Task statement: For this exercise, copy each line of the records that contains the word "image".

Input records:

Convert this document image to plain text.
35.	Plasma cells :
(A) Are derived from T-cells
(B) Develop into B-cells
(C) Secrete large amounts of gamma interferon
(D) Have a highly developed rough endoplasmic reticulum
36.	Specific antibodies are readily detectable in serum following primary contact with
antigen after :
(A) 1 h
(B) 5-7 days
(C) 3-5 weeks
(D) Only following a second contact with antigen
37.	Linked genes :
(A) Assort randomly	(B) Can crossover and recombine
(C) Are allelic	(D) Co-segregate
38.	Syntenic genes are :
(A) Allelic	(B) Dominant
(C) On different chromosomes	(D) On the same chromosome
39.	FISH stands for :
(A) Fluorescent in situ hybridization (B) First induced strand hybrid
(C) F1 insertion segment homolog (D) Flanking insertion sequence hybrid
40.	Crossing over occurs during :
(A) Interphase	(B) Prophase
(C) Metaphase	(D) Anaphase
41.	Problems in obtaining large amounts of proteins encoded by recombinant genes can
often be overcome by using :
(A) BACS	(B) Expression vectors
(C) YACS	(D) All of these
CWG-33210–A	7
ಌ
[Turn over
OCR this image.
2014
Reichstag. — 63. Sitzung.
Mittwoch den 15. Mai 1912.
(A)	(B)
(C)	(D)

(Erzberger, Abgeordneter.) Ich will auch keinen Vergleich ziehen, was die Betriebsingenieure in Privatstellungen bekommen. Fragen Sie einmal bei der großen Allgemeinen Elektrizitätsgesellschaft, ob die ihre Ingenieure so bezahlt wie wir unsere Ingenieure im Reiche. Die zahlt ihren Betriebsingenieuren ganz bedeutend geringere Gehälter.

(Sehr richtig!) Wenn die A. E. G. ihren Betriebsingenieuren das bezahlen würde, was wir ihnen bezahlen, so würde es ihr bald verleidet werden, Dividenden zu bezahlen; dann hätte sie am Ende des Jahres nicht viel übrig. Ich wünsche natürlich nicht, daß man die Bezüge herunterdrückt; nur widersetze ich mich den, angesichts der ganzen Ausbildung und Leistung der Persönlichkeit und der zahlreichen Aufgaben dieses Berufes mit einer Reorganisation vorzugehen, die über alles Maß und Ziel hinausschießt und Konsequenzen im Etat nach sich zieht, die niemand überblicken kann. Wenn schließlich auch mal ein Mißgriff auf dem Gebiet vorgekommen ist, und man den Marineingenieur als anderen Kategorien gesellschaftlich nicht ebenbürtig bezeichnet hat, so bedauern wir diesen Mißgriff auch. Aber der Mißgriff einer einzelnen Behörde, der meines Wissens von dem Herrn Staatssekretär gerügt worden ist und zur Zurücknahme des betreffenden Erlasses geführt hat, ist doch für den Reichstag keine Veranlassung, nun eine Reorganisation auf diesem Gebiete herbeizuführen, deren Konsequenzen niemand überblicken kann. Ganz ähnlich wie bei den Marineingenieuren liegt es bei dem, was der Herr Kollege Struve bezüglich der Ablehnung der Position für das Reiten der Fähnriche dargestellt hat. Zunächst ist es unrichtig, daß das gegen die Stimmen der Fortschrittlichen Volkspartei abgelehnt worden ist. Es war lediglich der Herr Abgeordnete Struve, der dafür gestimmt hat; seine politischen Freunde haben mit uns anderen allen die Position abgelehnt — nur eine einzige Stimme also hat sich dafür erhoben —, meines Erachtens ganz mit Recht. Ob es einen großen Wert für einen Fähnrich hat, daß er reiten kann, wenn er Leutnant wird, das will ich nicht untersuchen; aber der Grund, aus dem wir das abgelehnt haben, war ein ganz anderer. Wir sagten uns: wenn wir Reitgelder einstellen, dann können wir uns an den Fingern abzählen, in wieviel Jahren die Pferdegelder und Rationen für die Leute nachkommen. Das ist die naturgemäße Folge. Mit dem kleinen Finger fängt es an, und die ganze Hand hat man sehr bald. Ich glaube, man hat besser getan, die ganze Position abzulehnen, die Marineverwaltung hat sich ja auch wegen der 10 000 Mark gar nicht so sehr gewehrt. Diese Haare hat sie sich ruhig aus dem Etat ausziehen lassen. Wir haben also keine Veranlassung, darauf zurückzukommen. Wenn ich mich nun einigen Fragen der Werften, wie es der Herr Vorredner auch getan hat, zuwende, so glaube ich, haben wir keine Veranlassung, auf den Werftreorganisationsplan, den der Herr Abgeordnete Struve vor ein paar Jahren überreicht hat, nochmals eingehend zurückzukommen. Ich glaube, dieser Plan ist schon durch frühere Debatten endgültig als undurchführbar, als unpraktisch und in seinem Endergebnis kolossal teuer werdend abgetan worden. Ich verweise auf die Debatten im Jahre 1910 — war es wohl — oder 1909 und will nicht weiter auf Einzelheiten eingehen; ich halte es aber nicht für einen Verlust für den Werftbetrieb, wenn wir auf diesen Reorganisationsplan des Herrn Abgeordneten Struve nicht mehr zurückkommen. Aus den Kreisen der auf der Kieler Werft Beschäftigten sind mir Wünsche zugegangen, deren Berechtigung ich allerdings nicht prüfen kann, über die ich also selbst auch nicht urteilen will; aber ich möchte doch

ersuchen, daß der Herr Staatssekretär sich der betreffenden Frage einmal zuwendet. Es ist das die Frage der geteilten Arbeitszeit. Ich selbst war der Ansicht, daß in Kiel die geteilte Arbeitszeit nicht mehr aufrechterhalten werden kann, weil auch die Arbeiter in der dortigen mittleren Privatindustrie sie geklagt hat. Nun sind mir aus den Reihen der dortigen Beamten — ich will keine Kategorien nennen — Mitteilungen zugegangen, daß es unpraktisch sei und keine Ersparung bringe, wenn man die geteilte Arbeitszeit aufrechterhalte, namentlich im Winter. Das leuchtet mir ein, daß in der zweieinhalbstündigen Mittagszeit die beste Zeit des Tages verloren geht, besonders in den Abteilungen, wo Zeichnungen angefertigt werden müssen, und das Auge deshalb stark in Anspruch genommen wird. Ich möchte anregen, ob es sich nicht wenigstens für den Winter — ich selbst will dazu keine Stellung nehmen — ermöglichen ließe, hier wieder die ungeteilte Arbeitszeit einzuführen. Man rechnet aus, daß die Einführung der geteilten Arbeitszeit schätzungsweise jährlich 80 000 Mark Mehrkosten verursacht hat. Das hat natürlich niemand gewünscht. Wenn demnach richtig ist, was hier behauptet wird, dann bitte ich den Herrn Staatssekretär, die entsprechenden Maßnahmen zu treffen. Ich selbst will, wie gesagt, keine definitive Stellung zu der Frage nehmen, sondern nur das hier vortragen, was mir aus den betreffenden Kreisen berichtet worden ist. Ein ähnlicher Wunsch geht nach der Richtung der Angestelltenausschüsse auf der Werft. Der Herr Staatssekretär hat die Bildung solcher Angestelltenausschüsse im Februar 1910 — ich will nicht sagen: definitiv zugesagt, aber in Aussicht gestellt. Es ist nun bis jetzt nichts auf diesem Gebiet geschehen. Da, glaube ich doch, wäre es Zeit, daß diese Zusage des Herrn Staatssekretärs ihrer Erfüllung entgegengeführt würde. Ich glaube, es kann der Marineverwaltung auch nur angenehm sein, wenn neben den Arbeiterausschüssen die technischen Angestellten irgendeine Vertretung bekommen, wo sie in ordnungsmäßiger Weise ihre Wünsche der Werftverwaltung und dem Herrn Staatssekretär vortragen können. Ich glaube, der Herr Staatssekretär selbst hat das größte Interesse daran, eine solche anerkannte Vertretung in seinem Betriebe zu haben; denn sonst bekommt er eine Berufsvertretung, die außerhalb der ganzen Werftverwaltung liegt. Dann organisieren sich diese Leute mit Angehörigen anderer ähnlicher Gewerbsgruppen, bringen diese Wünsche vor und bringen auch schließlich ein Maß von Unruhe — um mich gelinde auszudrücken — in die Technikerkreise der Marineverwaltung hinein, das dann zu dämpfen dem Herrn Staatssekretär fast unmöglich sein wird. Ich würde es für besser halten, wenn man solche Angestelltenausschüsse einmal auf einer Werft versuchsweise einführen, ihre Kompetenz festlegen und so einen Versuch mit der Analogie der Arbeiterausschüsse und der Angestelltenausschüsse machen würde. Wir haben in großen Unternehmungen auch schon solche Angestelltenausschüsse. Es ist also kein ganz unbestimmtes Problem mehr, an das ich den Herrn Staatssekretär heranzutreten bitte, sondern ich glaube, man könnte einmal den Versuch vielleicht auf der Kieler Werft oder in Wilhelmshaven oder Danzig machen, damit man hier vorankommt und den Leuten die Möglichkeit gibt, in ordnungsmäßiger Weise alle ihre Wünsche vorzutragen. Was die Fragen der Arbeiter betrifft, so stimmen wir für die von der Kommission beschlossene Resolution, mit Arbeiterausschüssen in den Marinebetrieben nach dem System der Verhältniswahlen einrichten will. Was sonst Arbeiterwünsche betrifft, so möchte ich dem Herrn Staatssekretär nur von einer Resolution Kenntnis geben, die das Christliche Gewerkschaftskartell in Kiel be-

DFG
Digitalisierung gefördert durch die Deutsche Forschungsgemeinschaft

Response:
Convert this document image to plain text.
OCR this image.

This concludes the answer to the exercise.